WRITTEN REQUEST:
What follows is a set of records; repeat all of them exactly.

Recorded data
** start **
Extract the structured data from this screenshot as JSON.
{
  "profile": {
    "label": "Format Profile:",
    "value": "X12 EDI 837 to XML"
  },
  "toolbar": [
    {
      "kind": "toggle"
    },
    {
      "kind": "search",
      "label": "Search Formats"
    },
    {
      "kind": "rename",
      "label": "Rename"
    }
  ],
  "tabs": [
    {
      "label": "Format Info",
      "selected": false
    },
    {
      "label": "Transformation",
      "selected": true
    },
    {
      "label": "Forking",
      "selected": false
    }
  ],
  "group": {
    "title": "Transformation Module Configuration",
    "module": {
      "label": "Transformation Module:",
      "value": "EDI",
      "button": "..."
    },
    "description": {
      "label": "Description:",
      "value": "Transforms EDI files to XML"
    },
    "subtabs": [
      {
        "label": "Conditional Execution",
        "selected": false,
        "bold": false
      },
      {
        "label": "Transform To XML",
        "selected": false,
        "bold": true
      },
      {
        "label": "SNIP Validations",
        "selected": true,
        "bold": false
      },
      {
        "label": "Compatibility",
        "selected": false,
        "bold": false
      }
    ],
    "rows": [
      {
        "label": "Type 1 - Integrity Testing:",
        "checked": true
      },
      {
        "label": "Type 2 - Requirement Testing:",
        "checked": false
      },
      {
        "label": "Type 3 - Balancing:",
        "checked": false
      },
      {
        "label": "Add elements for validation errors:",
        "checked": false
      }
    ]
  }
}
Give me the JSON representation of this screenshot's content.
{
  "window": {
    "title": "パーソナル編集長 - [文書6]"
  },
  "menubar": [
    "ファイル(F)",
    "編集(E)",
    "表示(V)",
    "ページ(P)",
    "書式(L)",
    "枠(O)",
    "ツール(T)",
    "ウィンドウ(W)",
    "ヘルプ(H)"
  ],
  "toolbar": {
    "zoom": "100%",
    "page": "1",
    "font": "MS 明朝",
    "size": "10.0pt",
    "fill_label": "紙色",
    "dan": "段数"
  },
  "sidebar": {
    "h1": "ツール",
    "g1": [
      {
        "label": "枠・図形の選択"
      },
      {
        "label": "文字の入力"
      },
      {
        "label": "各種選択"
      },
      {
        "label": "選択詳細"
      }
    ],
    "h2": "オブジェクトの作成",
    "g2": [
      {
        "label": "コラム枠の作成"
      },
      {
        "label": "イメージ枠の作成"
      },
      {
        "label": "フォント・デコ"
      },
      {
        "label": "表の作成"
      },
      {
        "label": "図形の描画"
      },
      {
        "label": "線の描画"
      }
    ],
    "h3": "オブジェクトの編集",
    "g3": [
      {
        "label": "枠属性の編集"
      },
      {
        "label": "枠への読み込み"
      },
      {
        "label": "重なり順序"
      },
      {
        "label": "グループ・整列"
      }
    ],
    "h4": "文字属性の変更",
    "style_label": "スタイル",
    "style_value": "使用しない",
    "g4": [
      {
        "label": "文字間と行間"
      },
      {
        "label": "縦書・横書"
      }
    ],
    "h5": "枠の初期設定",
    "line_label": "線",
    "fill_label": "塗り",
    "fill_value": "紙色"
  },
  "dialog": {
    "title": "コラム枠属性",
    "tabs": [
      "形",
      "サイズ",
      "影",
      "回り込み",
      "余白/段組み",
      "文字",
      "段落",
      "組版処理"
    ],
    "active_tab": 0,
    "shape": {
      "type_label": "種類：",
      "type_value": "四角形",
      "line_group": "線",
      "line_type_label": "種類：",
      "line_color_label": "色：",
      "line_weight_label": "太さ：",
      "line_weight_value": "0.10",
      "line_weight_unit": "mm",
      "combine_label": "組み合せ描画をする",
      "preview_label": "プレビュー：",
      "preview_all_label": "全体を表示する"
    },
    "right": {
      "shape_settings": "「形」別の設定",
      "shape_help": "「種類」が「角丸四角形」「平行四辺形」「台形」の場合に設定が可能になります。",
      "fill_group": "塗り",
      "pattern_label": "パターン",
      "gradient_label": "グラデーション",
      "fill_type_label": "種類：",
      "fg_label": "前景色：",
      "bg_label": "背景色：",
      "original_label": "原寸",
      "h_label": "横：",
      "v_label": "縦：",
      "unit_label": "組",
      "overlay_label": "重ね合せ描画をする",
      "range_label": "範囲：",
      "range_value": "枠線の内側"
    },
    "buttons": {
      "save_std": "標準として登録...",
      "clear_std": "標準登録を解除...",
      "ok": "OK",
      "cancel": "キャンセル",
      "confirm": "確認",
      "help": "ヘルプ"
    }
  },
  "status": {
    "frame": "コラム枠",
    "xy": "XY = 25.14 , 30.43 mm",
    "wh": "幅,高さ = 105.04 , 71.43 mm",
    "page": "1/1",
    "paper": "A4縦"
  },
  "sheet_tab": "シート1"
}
** end **
RESULT:
Extract the structured data from this screenshot as JSON.
{
  "profile": {
    "label": "Format Profile:",
    "value": "X12 EDI 837 to XML"
  },
  "toolbar": [
    {
      "kind": "toggle"
    },
    {
      "kind": "search",
      "label": "Search Formats"
    },
    {
      "kind": "rename",
      "label": "Rename"
    }
  ],
  "tabs": [
    {
      "label": "Format Info",
      "selected": false
    },
    {
      "label": "Transformation",
      "selected": true
    },
    {
      "label": "Forking",
      "selected": false
    }
  ],
  "group": {
    "title": "Transformation Module Configuration",
    "module": {
      "label": "Transformation Module:",
      "value": "EDI",
      "button": "..."
    },
    "description": {
      "label": "Description:",
      "value": "Transforms EDI files to XML"
    },
    "subtabs": [
      {
        "label": "Conditional Execution",
        "selected": false,
        "bold": false
      },
      {
        "label": "Transform To XML",
        "selected": false,
        "bold": true
      },
      {
        "label": "SNIP Validations",
        "selected": true,
        "bold": false
      },
      {
        "label": "Compatibility",
        "selected": false,
        "bold": false
      }
    ],
    "rows": [
      {
        "label": "Type 1 - Integrity Testing:",
        "checked": true
      },
      {
        "label": "Type 2 - Requirement Testing:",
        "checked": false
      },
      {
        "label": "Type 3 - Balancing:",
        "checked": false
      },
      {
        "label": "Add elements for validation errors:",
        "checked": false
      }
    ]
  }
}
Give me the JSON representation of this screenshot's content.
{
  "window": {
    "title": "パーソナル編集長 - [文書6]"
  },
  "menubar": [
    "ファイル(F)",
    "編集(E)",
    "表示(V)",
    "ページ(P)",
    "書式(L)",
    "枠(O)",
    "ツール(T)",
    "ウィンドウ(W)",
    "ヘルプ(H)"
  ],
  "toolbar": {
    "zoom": "100%",
    "page": "1",
    "font": "MS 明朝",
    "size": "10.0pt",
    "fill_label": "紙色",
    "dan": "段数"
  },
  "sidebar": {
    "h1": "ツール",
    "g1": [
      {
        "label": "枠・図形の選択"
      },
      {
        "label": "文字の入力"
      },
      {
        "label": "各種選択"
      },
      {
        "label": "選択詳細"
      }
    ],
    "h2": "オブジェクトの作成",
    "g2": [
      {
        "label": "コラム枠の作成"
      },
      {
        "label": "イメージ枠の作成"
      },
      {
        "label": "フォント・デコ"
      },
      {
        "label": "表の作成"
      },
      {
        "label": "図形の描画"
      },
      {
        "label": "線の描画"
      }
    ],
    "h3": "オブジェクトの編集",
    "g3": [
      {
        "label": "枠属性の編集"
      },
      {
        "label": "枠への読み込み"
      },
      {
        "label": "重なり順序"
      },
      {
        "label": "グループ・整列"
      }
    ],
    "h4": "文字属性の変更",
    "style_label": "スタイル",
    "style_value": "使用しない",
    "g4": [
      {
        "label": "文字間と行間"
      },
      {
        "label": "縦書・横書"
      }
    ],
    "h5": "枠の初期設定",
    "line_label": "線",
    "fill_label": "塗り",
    "fill_value": "紙色"
  },
  "dialog": {
    "title": "コラム枠属性",
    "tabs": [
      "形",
      "サイズ",
      "影",
      "回り込み",
      "余白/段組み",
      "文字",
      "段落",
      "組版処理"
    ],
    "active_tab": 0,
    "shape": {
      "type_label": "種類：",
      "type_value": "四角形",
      "line_group": "線",
      "line_type_label": "種類：",
      "line_color_label": "色：",
      "line_weight_label": "太さ：",
      "line_weight_value": "0.10",
      "line_weight_unit": "mm",
      "combine_label": "組み合せ描画をする",
      "preview_label": "プレビュー：",
      "preview_all_label": "全体を表示する"
    },
    "right": {
      "shape_settings": "「形」別の設定",
      "shape_help": "「種類」が「角丸四角形」「平行四辺形」「台形」の場合に設定が可能になります。",
      "fill_group": "塗り",
      "pattern_label": "パターン",
      "gradient_label": "グラデーション",
      "fill_type_label": "種類：",
      "fg_label": "前景色：",
      "bg_label": "背景色：",
      "original_label": "原寸",
      "h_label": "横：",
      "v_label": "縦：",
      "unit_label": "組",
      "overlay_label": "重ね合せ描画をする",
      "range_label": "範囲：",
      "range_value": "枠線の内側"
    },
    "buttons": {
      "save_std": "標準として登録...",
      "clear_std": "標準登録を解除...",
      "ok": "OK",
      "cancel": "キャンセル",
      "confirm": "確認",
      "help": "ヘルプ"
    }
  },
  "status": {
    "frame": "コラム枠",
    "xy": "XY = 25.14 , 30.43 mm",
    "wh": "幅,高さ = 105.04 , 71.43 mm",
    "page": "1/1",
    "paper": "A4縦"
  },
  "sheet_tab": "シート1"
}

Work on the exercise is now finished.